==== PROVIDED ENTRIES ====
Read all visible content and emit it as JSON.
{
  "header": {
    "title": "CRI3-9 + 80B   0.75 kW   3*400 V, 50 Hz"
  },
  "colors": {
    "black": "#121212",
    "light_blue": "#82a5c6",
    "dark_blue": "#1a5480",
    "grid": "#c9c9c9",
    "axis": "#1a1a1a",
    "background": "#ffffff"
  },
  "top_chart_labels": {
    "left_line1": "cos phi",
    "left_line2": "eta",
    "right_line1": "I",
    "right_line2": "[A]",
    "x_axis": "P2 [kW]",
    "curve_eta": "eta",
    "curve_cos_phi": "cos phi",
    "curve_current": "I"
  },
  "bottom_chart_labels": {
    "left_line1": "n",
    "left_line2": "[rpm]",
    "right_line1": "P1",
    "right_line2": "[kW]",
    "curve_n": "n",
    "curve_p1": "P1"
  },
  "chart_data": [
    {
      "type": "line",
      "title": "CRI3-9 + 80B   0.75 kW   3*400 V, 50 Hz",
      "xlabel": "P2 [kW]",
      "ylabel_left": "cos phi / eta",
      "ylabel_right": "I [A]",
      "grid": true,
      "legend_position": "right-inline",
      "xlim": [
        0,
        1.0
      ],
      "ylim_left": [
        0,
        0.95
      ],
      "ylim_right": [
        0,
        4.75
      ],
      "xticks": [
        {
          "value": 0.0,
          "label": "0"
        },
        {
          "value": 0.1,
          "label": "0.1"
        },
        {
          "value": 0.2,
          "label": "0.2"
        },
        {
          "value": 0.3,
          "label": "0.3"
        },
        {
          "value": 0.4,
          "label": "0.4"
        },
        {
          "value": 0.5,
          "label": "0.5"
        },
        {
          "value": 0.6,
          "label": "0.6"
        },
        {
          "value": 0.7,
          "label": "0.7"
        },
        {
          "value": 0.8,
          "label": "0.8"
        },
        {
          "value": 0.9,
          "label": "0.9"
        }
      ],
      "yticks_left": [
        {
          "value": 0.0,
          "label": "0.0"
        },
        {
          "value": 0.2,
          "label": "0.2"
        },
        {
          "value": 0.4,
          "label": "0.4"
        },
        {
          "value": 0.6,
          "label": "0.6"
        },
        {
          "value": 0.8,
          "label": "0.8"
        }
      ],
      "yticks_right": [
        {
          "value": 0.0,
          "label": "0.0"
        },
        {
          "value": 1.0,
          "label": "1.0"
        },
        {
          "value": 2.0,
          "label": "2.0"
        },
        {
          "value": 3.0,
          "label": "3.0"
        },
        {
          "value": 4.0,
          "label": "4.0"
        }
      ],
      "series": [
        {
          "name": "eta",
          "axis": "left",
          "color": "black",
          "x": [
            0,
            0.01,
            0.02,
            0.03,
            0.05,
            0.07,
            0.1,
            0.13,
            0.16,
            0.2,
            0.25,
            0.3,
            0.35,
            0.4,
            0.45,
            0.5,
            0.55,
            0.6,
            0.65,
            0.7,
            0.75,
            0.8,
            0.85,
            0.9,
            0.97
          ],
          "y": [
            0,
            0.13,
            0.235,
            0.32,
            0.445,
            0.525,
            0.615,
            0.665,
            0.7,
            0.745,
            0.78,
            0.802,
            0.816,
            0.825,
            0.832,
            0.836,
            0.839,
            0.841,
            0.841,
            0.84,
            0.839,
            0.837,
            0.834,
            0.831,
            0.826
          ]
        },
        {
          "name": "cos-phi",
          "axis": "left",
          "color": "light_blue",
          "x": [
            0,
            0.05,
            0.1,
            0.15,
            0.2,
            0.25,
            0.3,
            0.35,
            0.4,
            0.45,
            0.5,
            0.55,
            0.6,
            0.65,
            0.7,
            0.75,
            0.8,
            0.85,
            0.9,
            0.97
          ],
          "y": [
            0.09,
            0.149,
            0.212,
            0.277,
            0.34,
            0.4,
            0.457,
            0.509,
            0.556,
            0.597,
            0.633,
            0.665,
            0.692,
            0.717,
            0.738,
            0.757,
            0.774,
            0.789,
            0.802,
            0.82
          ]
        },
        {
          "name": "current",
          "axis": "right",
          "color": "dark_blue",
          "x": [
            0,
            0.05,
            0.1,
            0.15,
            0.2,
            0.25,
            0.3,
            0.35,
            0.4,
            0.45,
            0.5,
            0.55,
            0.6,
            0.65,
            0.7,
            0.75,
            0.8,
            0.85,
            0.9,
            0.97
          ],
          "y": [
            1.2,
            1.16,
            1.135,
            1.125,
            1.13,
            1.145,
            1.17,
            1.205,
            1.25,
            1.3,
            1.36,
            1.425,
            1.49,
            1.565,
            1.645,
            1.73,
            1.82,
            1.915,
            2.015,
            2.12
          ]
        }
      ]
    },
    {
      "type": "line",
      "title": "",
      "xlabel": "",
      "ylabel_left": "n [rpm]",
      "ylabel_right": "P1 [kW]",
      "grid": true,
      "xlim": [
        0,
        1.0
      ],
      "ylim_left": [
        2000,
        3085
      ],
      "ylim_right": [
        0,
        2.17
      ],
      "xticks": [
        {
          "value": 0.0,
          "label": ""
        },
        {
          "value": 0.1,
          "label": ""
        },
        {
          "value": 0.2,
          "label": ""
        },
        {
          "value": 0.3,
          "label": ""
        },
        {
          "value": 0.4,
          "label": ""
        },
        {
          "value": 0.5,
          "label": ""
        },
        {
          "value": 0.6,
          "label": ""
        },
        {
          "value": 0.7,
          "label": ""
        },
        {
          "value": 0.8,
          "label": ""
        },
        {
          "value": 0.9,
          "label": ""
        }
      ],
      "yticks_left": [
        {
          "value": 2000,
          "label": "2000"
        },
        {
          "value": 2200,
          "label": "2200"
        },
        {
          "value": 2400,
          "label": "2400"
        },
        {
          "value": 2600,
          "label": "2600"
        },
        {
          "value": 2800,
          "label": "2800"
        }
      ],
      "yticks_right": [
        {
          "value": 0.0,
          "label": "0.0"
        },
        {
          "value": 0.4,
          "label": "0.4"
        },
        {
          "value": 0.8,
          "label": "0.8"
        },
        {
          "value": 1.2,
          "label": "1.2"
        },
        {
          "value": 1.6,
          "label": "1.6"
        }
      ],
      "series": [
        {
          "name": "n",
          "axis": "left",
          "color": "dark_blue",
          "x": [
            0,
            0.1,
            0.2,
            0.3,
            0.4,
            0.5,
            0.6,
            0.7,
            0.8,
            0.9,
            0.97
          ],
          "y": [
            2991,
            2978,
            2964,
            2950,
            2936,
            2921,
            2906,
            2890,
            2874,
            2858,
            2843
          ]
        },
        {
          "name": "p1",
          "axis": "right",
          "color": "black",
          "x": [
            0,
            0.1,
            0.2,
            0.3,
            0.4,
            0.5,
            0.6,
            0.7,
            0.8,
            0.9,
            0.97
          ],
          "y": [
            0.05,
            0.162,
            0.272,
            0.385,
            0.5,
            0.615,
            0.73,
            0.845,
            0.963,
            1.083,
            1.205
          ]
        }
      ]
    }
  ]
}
====
> _WRITTEN INSTRUCTION_
Report how many lines in the records above contain the word "name", giving only the number.

> _OUTPUT OF THE TASK_
5